━━ Data extract ━━

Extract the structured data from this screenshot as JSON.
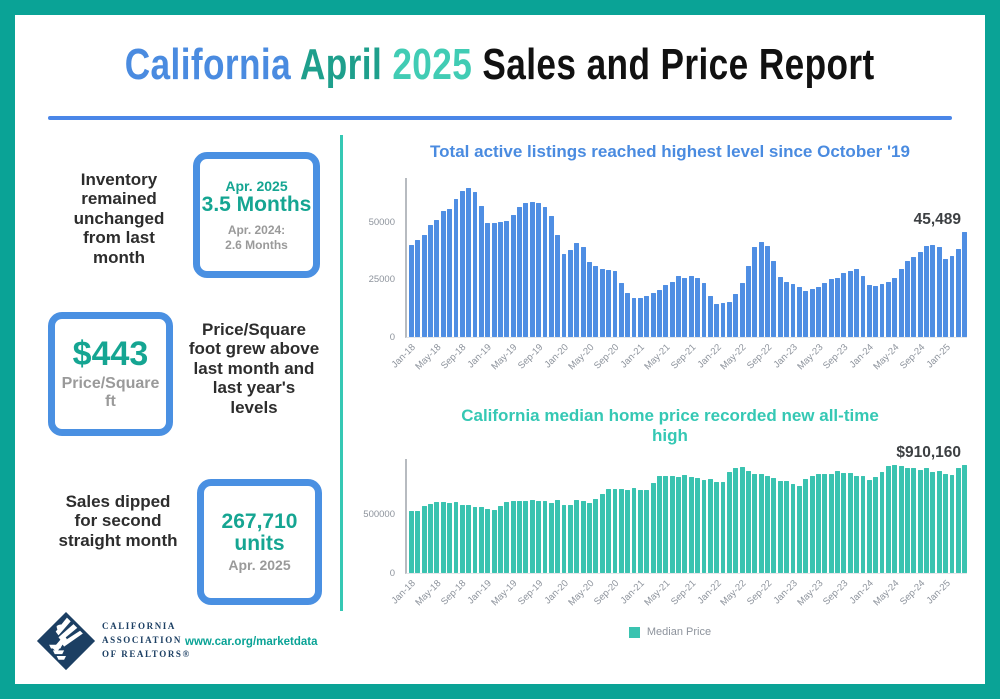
{
  "header": {
    "title_parts": [
      {
        "text": "California ",
        "color": "#4a8be0"
      },
      {
        "text": "April ",
        "color": "#1e9f8c"
      },
      {
        "text": "2025 ",
        "color": "#41ccb4"
      },
      {
        "text": "Sales and Price Report",
        "color": "#111111"
      }
    ]
  },
  "colors": {
    "frame_border": "#0aa396",
    "divider": "#4a86e8",
    "box_border": "#4a90e2",
    "teal_text": "#15a592",
    "listings_bar": "#4f8ee3",
    "price_bar": "#3ac3b0"
  },
  "stats": [
    {
      "text": "Inventory remained unchanged from last month",
      "box_label": "Apr. 2025",
      "box_value": "3.5 Months",
      "box_compare_line1": "Apr. 2024:",
      "box_compare_line2": "2.6 Months"
    },
    {
      "box_value": "$443",
      "box_sub": "Price/Square ft",
      "text": "Price/Square foot grew above last month and last year's levels"
    },
    {
      "text": "Sales dipped for second straight month",
      "box_value_line1": "267,710",
      "box_value_line2": "units",
      "box_sub": "Apr. 2025"
    }
  ],
  "footer": {
    "logo_line1": "CALIFORNIA",
    "logo_line2": "ASSOCIATION",
    "logo_line3": "OF REALTORS®",
    "link": "www.car.org/marketdata"
  },
  "chart_data": [
    {
      "type": "bar",
      "title": "Total active listings reached highest level since October '19",
      "title_color": "#4a8be0",
      "bar_color": "#4f8ee3",
      "grid": false,
      "ylim": [
        0,
        69000
      ],
      "y_ticks": [
        {
          "label": "50000",
          "v": 50000
        },
        {
          "label": "25000",
          "v": 25000
        },
        {
          "label": "0",
          "v": 0
        }
      ],
      "x_start": "Jan-18",
      "x_end": "Apr-25",
      "label_every": 4,
      "x_tick_labels": [
        "Jan-18",
        "May-18",
        "Sep-18",
        "Jan-19",
        "May-19",
        "Sep-19",
        "Jan-20",
        "May-20",
        "Sep-20",
        "Jan-21",
        "May-21",
        "Sep-21",
        "Jan-22",
        "May-22",
        "Sep-22",
        "Jan-23",
        "May-23",
        "Sep-23",
        "Jan-24",
        "May-24",
        "Sep-24",
        "Jan-25"
      ],
      "annotation": "45,489",
      "values": [
        40000,
        42000,
        44500,
        48500,
        51000,
        54500,
        55500,
        60000,
        63500,
        64500,
        63000,
        57000,
        49500,
        49500,
        50000,
        50500,
        53000,
        56500,
        58000,
        58500,
        58000,
        56500,
        52500,
        44500,
        36200,
        37900,
        41000,
        39100,
        32500,
        30700,
        29600,
        29300,
        28600,
        23300,
        19300,
        17100,
        17100,
        17800,
        19300,
        20400,
        22400,
        23900,
        26400,
        25700,
        26700,
        25700,
        23600,
        17800,
        14200,
        14700,
        15200,
        18500,
        23300,
        30700,
        39100,
        41100,
        39500,
        32800,
        26200,
        23900,
        22900,
        21800,
        20000,
        21000,
        21800,
        23600,
        25000,
        25700,
        27600,
        28600,
        29600,
        26700,
        22400,
        22100,
        22900,
        23900,
        25700,
        29600,
        32900,
        34800,
        36800,
        39400,
        40100,
        39100,
        33900,
        35300,
        38000,
        45489
      ]
    },
    {
      "type": "bar",
      "title": "California median home price recorded new all-time high",
      "title_color": "#35c8b4",
      "bar_color": "#3ac3b0",
      "grid": false,
      "ylim": [
        0,
        960000
      ],
      "y_ticks": [
        {
          "label": "500000",
          "v": 500000
        },
        {
          "label": "0",
          "v": 0
        }
      ],
      "x_start": "Jan-18",
      "x_end": "Apr-25",
      "label_every": 4,
      "x_tick_labels": [
        "Jan-18",
        "May-18",
        "Sep-18",
        "Jan-19",
        "May-19",
        "Sep-19",
        "Jan-20",
        "May-20",
        "Sep-20",
        "Jan-21",
        "May-21",
        "Sep-21",
        "Jan-22",
        "May-22",
        "Sep-22",
        "Jan-23",
        "May-23",
        "Sep-23",
        "Jan-24",
        "May-24",
        "Sep-24",
        "Jan-25"
      ],
      "annotation": "$910,160",
      "legend": {
        "label": "Median Price",
        "position": "bottom-center"
      },
      "values": [
        527000,
        522000,
        564000,
        584000,
        600000,
        602000,
        591000,
        596000,
        578000,
        572000,
        554000,
        557000,
        538000,
        534000,
        565000,
        602000,
        611000,
        611000,
        607000,
        617000,
        605000,
        605000,
        589000,
        615000,
        575000,
        578000,
        612000,
        606000,
        588000,
        626000,
        666000,
        706000,
        712000,
        711000,
        699000,
        717000,
        699000,
        699000,
        759000,
        814000,
        819000,
        819000,
        811000,
        827000,
        809000,
        798000,
        782000,
        797000,
        765000,
        771000,
        849000,
        884000,
        898000,
        863000,
        833000,
        839000,
        821000,
        801000,
        777000,
        774000,
        751000,
        735000,
        791000,
        815000,
        836000,
        838000,
        832000,
        859000,
        843000,
        840000,
        822000,
        819000,
        788000,
        806000,
        854000,
        904000,
        908000,
        900000,
        886000,
        888000,
        868000,
        888000,
        852000,
        861000,
        838000,
        829000,
        884000,
        910160
      ]
    }
  ]
}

━━━

[What is asked] All the lines above are to be given again exactly as they read, with the pictures removed.

[Output of the task]
Extract the structured data from this screenshot as JSON.
{
  "header": {
    "title_parts": [
      {
        "text": "California ",
        "color": "#4a8be0"
      },
      {
        "text": "April ",
        "color": "#1e9f8c"
      },
      {
        "text": "2025 ",
        "color": "#41ccb4"
      },
      {
        "text": "Sales and Price Report",
        "color": "#111111"
      }
    ]
  },
  "colors": {
    "frame_border": "#0aa396",
    "divider": "#4a86e8",
    "box_border": "#4a90e2",
    "teal_text": "#15a592",
    "listings_bar": "#4f8ee3",
    "price_bar": "#3ac3b0"
  },
  "stats": [
    {
      "text": "Inventory remained unchanged from last month",
      "box_label": "Apr. 2025",
      "box_value": "3.5 Months",
      "box_compare_line1": "Apr. 2024:",
      "box_compare_line2": "2.6 Months"
    },
    {
      "box_value": "$443",
      "box_sub": "Price/Square ft",
      "text": "Price/Square foot grew above last month and last year's levels"
    },
    {
      "text": "Sales dipped for second straight month",
      "box_value_line1": "267,710",
      "box_value_line2": "units",
      "box_sub": "Apr. 2025"
    }
  ],
  "footer": {
    "logo_line1": "CALIFORNIA",
    "logo_line2": "ASSOCIATION",
    "logo_line3": "OF REALTORS®",
    "link": "www.car.org/marketdata"
  },
  "chart_data": [
    {
      "type": "bar",
      "title": "Total active listings reached highest level since October '19",
      "title_color": "#4a8be0",
      "bar_color": "#4f8ee3",
      "grid": false,
      "ylim": [
        0,
        69000
      ],
      "y_ticks": [
        {
          "label": "50000",
          "v": 50000
        },
        {
          "label": "25000",
          "v": 25000
        },
        {
          "label": "0",
          "v": 0
        }
      ],
      "x_start": "Jan-18",
      "x_end": "Apr-25",
      "label_every": 4,
      "x_tick_labels": [
        "Jan-18",
        "May-18",
        "Sep-18",
        "Jan-19",
        "May-19",
        "Sep-19",
        "Jan-20",
        "May-20",
        "Sep-20",
        "Jan-21",
        "May-21",
        "Sep-21",
        "Jan-22",
        "May-22",
        "Sep-22",
        "Jan-23",
        "May-23",
        "Sep-23",
        "Jan-24",
        "May-24",
        "Sep-24",
        "Jan-25"
      ],
      "annotation": "45,489",
      "values": [
        40000,
        42000,
        44500,
        48500,
        51000,
        54500,
        55500,
        60000,
        63500,
        64500,
        63000,
        57000,
        49500,
        49500,
        50000,
        50500,
        53000,
        56500,
        58000,
        58500,
        58000,
        56500,
        52500,
        44500,
        36200,
        37900,
        41000,
        39100,
        32500,
        30700,
        29600,
        29300,
        28600,
        23300,
        19300,
        17100,
        17100,
        17800,
        19300,
        20400,
        22400,
        23900,
        26400,
        25700,
        26700,
        25700,
        23600,
        17800,
        14200,
        14700,
        15200,
        18500,
        23300,
        30700,
        39100,
        41100,
        39500,
        32800,
        26200,
        23900,
        22900,
        21800,
        20000,
        21000,
        21800,
        23600,
        25000,
        25700,
        27600,
        28600,
        29600,
        26700,
        22400,
        22100,
        22900,
        23900,
        25700,
        29600,
        32900,
        34800,
        36800,
        39400,
        40100,
        39100,
        33900,
        35300,
        38000,
        45489
      ]
    },
    {
      "type": "bar",
      "title": "California median home price recorded new all-time high",
      "title_color": "#35c8b4",
      "bar_color": "#3ac3b0",
      "grid": false,
      "ylim": [
        0,
        960000
      ],
      "y_ticks": [
        {
          "label": "500000",
          "v": 500000
        },
        {
          "label": "0",
          "v": 0
        }
      ],
      "x_start": "Jan-18",
      "x_end": "Apr-25",
      "label_every": 4,
      "x_tick_labels": [
        "Jan-18",
        "May-18",
        "Sep-18",
        "Jan-19",
        "May-19",
        "Sep-19",
        "Jan-20",
        "May-20",
        "Sep-20",
        "Jan-21",
        "May-21",
        "Sep-21",
        "Jan-22",
        "May-22",
        "Sep-22",
        "Jan-23",
        "May-23",
        "Sep-23",
        "Jan-24",
        "May-24",
        "Sep-24",
        "Jan-25"
      ],
      "annotation": "$910,160",
      "legend": {
        "label": "Median Price",
        "position": "bottom-center"
      },
      "values": [
        527000,
        522000,
        564000,
        584000,
        600000,
        602000,
        591000,
        596000,
        578000,
        572000,
        554000,
        557000,
        538000,
        534000,
        565000,
        602000,
        611000,
        611000,
        607000,
        617000,
        605000,
        605000,
        589000,
        615000,
        575000,
        578000,
        612000,
        606000,
        588000,
        626000,
        666000,
        706000,
        712000,
        711000,
        699000,
        717000,
        699000,
        699000,
        759000,
        814000,
        819000,
        819000,
        811000,
        827000,
        809000,
        798000,
        782000,
        797000,
        765000,
        771000,
        849000,
        884000,
        898000,
        863000,
        833000,
        839000,
        821000,
        801000,
        777000,
        774000,
        751000,
        735000,
        791000,
        815000,
        836000,
        838000,
        832000,
        859000,
        843000,
        840000,
        822000,
        819000,
        788000,
        806000,
        854000,
        904000,
        908000,
        900000,
        886000,
        888000,
        868000,
        888000,
        852000,
        861000,
        838000,
        829000,
        884000,
        910160
      ]
    }
  ]
}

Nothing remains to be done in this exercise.